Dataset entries
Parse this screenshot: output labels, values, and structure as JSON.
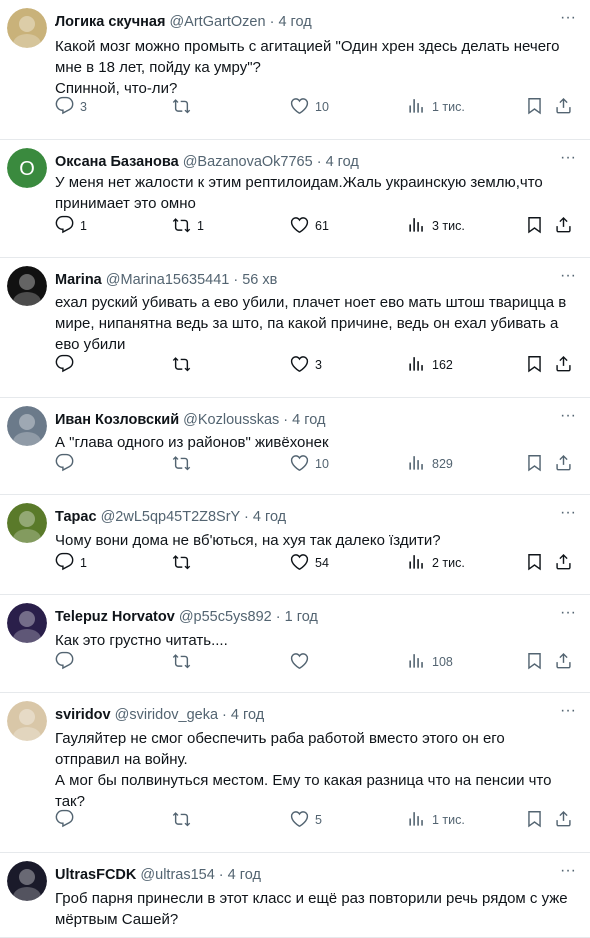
{
  "tweets": [
    {
      "name": "Логика скучная",
      "handle": "@ArtGartOzen",
      "time": "4 год",
      "lines": [
        "Какой мозг можно промыть с агитацией \"Один хрен здесь делать нечего",
        "мне в 18 лет, пойду ка умру\"?",
        "Спинной, что-ли?"
      ],
      "replies": "3",
      "retweets": "",
      "likes": "10",
      "views": "1 тис.",
      "avatar_color": "#c9b27a",
      "avatar_letter": ""
    },
    {
      "name": "Оксана Базанова",
      "handle": "@BazanovaOk7765",
      "time": "4 год",
      "lines": [
        "У меня нет жалости к этим рептилоидам.Жаль украинскую землю,что",
        "принимает это омно"
      ],
      "replies": "1",
      "retweets": "1",
      "likes": "61",
      "views": "3 тис.",
      "avatar_color": "#3a8a3e",
      "avatar_letter": "O"
    },
    {
      "name": "Marina",
      "handle": "@Marina15635441",
      "time": "56 хв",
      "lines": [
        "ехал руский убивать а ево убили, плачет ноет ево мать штош тварицца в",
        "мире, нипанятна ведь за што, па какой причине, ведь он ехал убивать а",
        "ево убили"
      ],
      "replies": "",
      "retweets": "",
      "likes": "3",
      "views": "162",
      "avatar_color": "#111111",
      "avatar_letter": ""
    },
    {
      "name": "Иван Козловский",
      "handle": "@Kozlousskas",
      "time": "4 год",
      "lines": [
        "А \"глава одного из районов\" живёхонек"
      ],
      "replies": "",
      "retweets": "",
      "likes": "10",
      "views": "829",
      "avatar_color": "#6b7a8a",
      "avatar_letter": ""
    },
    {
      "name": "Тарас",
      "handle": "@2wL5qp45T2Z8SrY",
      "time": "4 год",
      "lines": [
        "Чому вони дома не вб'ються, на хуя так далеко їздити?"
      ],
      "replies": "1",
      "retweets": "",
      "likes": "54",
      "views": "2 тис.",
      "avatar_color": "#5a7a2a",
      "avatar_letter": ""
    },
    {
      "name": "Telepuz Horvatov",
      "handle": "@p55c5ys892",
      "time": "1 год",
      "lines": [
        "Как это грустно читать...."
      ],
      "replies": "",
      "retweets": "",
      "likes": "",
      "views": "108",
      "avatar_color": "#2a1f4a",
      "avatar_letter": ""
    },
    {
      "name": "sviridov",
      "handle": "@sviridov_geka",
      "time": "4 год",
      "lines": [
        "Гауляйтер не смог обеспечить  раба работой вместо этого он его",
        "отправил на войну.",
        "А мог бы полвинуться местом. Ему то какая разница что на пенсии что",
        "так?"
      ],
      "replies": "",
      "retweets": "",
      "likes": "5",
      "views": "1 тис.",
      "avatar_color": "#d9c7a8",
      "avatar_letter": ""
    },
    {
      "name": "UltrasFCDK",
      "handle": "@ultras154",
      "time": "4 год",
      "lines": [
        "Гроб парня принесли в этот класс и ещё раз повторили речь рядом с уже",
        "мёртвым Сашей?"
      ],
      "replies": "",
      "retweets": "",
      "likes": "",
      "views": "",
      "avatar_color": "#1a1a2a",
      "avatar_letter": ""
    }
  ],
  "icons": {
    "more": "more-icon",
    "reply": "reply-icon",
    "retweet": "retweet-icon",
    "like": "like-icon",
    "views": "views-icon",
    "bookmark": "bookmark-icon",
    "share": "share-icon"
  },
  "colors": {
    "text": "#0f1419",
    "muted": "#536471",
    "divider": "#e6e9ec"
  }
}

- DESCRIPTION OF THE TASK:
Filter the records, keeping only lines that contain "ехал", and show those lines.

- WRITTEN RESPONSE:
        "ехал руский убивать а ево убили, плачет ноет ево мать штош тварицца в",
        "мире, нипанятна ведь за што, па какой причине, ведь он ехал убивать а",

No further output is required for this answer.